* [Data for this task]
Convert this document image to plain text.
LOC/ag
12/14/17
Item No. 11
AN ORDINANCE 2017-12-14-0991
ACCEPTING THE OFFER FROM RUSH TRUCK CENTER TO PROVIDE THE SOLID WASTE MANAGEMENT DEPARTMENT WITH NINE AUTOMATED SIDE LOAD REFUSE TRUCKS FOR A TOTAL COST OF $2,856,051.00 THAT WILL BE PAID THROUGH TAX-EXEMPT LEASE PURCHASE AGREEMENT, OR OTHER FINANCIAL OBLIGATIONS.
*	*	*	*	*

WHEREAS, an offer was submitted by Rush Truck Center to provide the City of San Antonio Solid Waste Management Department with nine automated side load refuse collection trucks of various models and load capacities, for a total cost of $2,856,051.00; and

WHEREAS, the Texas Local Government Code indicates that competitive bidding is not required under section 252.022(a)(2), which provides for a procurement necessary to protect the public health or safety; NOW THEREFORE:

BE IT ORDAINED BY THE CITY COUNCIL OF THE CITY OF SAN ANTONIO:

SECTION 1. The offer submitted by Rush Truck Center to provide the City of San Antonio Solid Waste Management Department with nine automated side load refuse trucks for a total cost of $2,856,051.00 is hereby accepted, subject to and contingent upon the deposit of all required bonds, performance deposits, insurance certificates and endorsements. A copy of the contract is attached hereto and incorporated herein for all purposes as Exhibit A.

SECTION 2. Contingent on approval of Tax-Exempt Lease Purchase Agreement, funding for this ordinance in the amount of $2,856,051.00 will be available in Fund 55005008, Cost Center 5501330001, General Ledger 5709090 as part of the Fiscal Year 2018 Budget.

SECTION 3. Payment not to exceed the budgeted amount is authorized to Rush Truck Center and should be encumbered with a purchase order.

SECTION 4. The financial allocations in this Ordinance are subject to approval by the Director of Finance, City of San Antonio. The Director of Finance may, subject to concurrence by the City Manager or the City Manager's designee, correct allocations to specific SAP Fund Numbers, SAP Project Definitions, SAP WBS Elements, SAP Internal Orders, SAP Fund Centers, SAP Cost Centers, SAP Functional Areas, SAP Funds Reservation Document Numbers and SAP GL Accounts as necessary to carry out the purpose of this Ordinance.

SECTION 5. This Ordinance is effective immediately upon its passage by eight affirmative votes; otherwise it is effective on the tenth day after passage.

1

* [What is being asked] Would you reproduce all the entries exactly?

* [Output of the task]
Convert this document image to plain text.
LOC/ag
12/14/17
Item No. 11
AN ORDINANCE 2017-12-14-0991
ACCEPTING THE OFFER FROM RUSH TRUCK CENTER TO PROVIDE THE SOLID WASTE MANAGEMENT DEPARTMENT WITH NINE AUTOMATED SIDE LOAD REFUSE TRUCKS FOR A TOTAL COST OF $2,856,051.00 THAT WILL BE PAID THROUGH TAX-EXEMPT LEASE PURCHASE AGREEMENT, OR OTHER FINANCIAL OBLIGATIONS.
*	*	*	*	*

WHEREAS, an offer was submitted by Rush Truck Center to provide the City of San Antonio Solid Waste Management Department with nine automated side load refuse collection trucks of various models and load capacities, for a total cost of $2,856,051.00; and

WHEREAS, the Texas Local Government Code indicates that competitive bidding is not required under section 252.022(a)(2), which provides for a procurement necessary to protect the public health or safety; NOW THEREFORE:

BE IT ORDAINED BY THE CITY COUNCIL OF THE CITY OF SAN ANTONIO:

SECTION 1. The offer submitted by Rush Truck Center to provide the City of San Antonio Solid Waste Management Department with nine automated side load refuse trucks for a total cost of $2,856,051.00 is hereby accepted, subject to and contingent upon the deposit of all required bonds, performance deposits, insurance certificates and endorsements. A copy of the contract is attached hereto and incorporated herein for all purposes as Exhibit A.

SECTION 2. Contingent on approval of Tax-Exempt Lease Purchase Agreement, funding for this ordinance in the amount of $2,856,051.00 will be available in Fund 55005008, Cost Center 5501330001, General Ledger 5709090 as part of the Fiscal Year 2018 Budget.

SECTION 3. Payment not to exceed the budgeted amount is authorized to Rush Truck Center and should be encumbered with a purchase order.

SECTION 4. The financial allocations in this Ordinance are subject to approval by the Director of Finance, City of San Antonio. The Director of Finance may, subject to concurrence by the City Manager or the City Manager's designee, correct allocations to specific SAP Fund Numbers, SAP Project Definitions, SAP WBS Elements, SAP Internal Orders, SAP Fund Centers, SAP Cost Centers, SAP Functional Areas, SAP Funds Reservation Document Numbers and SAP GL Accounts as necessary to carry out the purpose of this Ordinance.

SECTION 5. This Ordinance is effective immediately upon its passage by eight affirmative votes; otherwise it is effective on the tenth day after passage.

1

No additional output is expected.